Copy out the listing below word for word, keeping every line and every number the same.

-*-

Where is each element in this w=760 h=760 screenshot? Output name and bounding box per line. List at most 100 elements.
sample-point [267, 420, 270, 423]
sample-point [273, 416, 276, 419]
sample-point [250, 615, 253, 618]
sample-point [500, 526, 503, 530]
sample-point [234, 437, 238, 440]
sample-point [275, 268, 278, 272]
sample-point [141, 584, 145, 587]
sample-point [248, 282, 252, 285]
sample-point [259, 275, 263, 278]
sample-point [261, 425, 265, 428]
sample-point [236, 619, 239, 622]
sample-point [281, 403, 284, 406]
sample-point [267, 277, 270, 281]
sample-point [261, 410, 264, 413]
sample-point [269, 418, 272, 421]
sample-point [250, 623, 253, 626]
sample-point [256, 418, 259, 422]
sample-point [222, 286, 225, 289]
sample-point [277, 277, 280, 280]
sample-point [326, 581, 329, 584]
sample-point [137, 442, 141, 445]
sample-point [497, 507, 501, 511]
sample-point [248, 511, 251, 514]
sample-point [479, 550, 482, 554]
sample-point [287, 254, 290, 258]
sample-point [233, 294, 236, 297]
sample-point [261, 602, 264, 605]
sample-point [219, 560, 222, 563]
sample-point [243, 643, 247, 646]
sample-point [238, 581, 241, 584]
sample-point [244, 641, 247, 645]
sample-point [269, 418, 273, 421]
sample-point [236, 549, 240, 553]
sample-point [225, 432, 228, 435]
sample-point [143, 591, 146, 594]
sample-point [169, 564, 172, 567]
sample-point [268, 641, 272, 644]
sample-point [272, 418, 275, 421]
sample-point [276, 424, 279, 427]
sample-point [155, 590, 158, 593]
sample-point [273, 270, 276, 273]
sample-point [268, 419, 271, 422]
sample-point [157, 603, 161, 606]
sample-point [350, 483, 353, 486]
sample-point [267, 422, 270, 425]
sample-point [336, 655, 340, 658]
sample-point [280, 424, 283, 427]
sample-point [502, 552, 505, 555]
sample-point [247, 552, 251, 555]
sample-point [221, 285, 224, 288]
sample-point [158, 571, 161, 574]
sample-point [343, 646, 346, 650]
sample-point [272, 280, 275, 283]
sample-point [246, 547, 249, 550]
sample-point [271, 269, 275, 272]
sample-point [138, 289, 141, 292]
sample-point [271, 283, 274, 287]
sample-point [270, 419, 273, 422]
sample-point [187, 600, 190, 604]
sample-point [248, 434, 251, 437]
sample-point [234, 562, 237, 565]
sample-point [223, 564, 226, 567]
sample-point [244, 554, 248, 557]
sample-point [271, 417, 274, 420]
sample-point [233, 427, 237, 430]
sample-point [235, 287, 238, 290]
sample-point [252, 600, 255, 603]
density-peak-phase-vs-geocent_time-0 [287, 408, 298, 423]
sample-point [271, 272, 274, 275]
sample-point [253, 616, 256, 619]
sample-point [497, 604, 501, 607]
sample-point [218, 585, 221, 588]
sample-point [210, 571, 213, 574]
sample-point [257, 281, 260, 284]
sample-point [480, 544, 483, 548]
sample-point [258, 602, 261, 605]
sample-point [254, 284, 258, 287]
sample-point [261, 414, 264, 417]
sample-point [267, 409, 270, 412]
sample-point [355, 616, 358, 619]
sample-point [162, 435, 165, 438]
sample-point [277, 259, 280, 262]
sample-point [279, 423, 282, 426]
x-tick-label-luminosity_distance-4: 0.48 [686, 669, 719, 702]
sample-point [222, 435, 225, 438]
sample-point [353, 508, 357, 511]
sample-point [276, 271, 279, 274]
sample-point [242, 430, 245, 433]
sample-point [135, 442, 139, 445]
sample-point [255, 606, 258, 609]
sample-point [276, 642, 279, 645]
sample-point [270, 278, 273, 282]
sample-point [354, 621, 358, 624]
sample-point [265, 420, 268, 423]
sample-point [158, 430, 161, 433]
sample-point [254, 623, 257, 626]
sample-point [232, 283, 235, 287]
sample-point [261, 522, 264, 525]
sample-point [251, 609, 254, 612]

-*-

Solution for this task:
Where is each element in this w=760 h=760 screenshot? Output name and bounding box per line. List at most 100 elements.
sample-point [267, 420, 270, 423]
sample-point [273, 416, 276, 419]
sample-point [250, 615, 253, 618]
sample-point [500, 526, 503, 530]
sample-point [234, 437, 238, 440]
sample-point [275, 268, 278, 272]
sample-point [141, 584, 145, 587]
sample-point [248, 282, 252, 285]
sample-point [259, 275, 263, 278]
sample-point [261, 425, 265, 428]
sample-point [236, 619, 239, 622]
sample-point [281, 403, 284, 406]
sample-point [267, 277, 270, 281]
sample-point [261, 410, 264, 413]
sample-point [269, 418, 272, 421]
sample-point [250, 623, 253, 626]
sample-point [256, 418, 259, 422]
sample-point [222, 286, 225, 289]
sample-point [277, 277, 280, 280]
sample-point [326, 581, 329, 584]
sample-point [137, 442, 141, 445]
sample-point [497, 507, 501, 511]
sample-point [248, 511, 251, 514]
sample-point [479, 550, 482, 554]
sample-point [287, 254, 290, 258]
sample-point [233, 294, 236, 297]
sample-point [261, 602, 264, 605]
sample-point [219, 560, 222, 563]
sample-point [243, 643, 247, 646]
sample-point [238, 581, 241, 584]
sample-point [244, 641, 247, 645]
sample-point [269, 418, 273, 421]
sample-point [236, 549, 240, 553]
sample-point [225, 432, 228, 435]
sample-point [143, 591, 146, 594]
sample-point [169, 564, 172, 567]
sample-point [268, 641, 272, 644]
sample-point [272, 418, 275, 421]
sample-point [276, 424, 279, 427]
sample-point [155, 590, 158, 593]
sample-point [273, 270, 276, 273]
sample-point [268, 419, 271, 422]
sample-point [157, 603, 161, 606]
sample-point [350, 483, 353, 486]
sample-point [267, 422, 270, 425]
sample-point [336, 655, 340, 658]
sample-point [280, 424, 283, 427]
sample-point [502, 552, 505, 555]
sample-point [247, 552, 251, 555]
sample-point [221, 285, 224, 288]
sample-point [158, 571, 161, 574]
sample-point [343, 646, 346, 650]
sample-point [272, 280, 275, 283]
sample-point [246, 547, 249, 550]
sample-point [271, 269, 275, 272]
sample-point [138, 289, 141, 292]
sample-point [271, 283, 274, 287]
sample-point [270, 419, 273, 422]
sample-point [187, 600, 190, 604]
sample-point [248, 434, 251, 437]
sample-point [234, 562, 237, 565]
sample-point [223, 564, 226, 567]
sample-point [244, 554, 248, 557]
sample-point [271, 417, 274, 420]
sample-point [233, 427, 237, 430]
sample-point [235, 287, 238, 290]
sample-point [252, 600, 255, 603]
density-peak-phase-vs-geocent_time-0 [287, 408, 298, 423]
sample-point [271, 272, 274, 275]
sample-point [253, 616, 256, 619]
sample-point [497, 604, 501, 607]
sample-point [218, 585, 221, 588]
sample-point [210, 571, 213, 574]
sample-point [257, 281, 260, 284]
sample-point [480, 544, 483, 548]
sample-point [258, 602, 261, 605]
sample-point [254, 284, 258, 287]
sample-point [261, 414, 264, 417]
sample-point [267, 409, 270, 412]
sample-point [355, 616, 358, 619]
sample-point [162, 435, 165, 438]
sample-point [277, 259, 280, 262]
sample-point [279, 423, 282, 426]
x-tick-label-luminosity_distance-4: 0.48 [686, 669, 719, 702]
sample-point [222, 435, 225, 438]
sample-point [353, 508, 357, 511]
sample-point [276, 271, 279, 274]
sample-point [242, 430, 245, 433]
sample-point [135, 442, 139, 445]
sample-point [255, 606, 258, 609]
sample-point [276, 642, 279, 645]
sample-point [270, 278, 273, 282]
sample-point [354, 621, 358, 624]
sample-point [265, 420, 268, 423]
sample-point [158, 430, 161, 433]
sample-point [254, 623, 257, 626]
sample-point [232, 283, 235, 287]
sample-point [261, 522, 264, 525]
sample-point [251, 609, 254, 612]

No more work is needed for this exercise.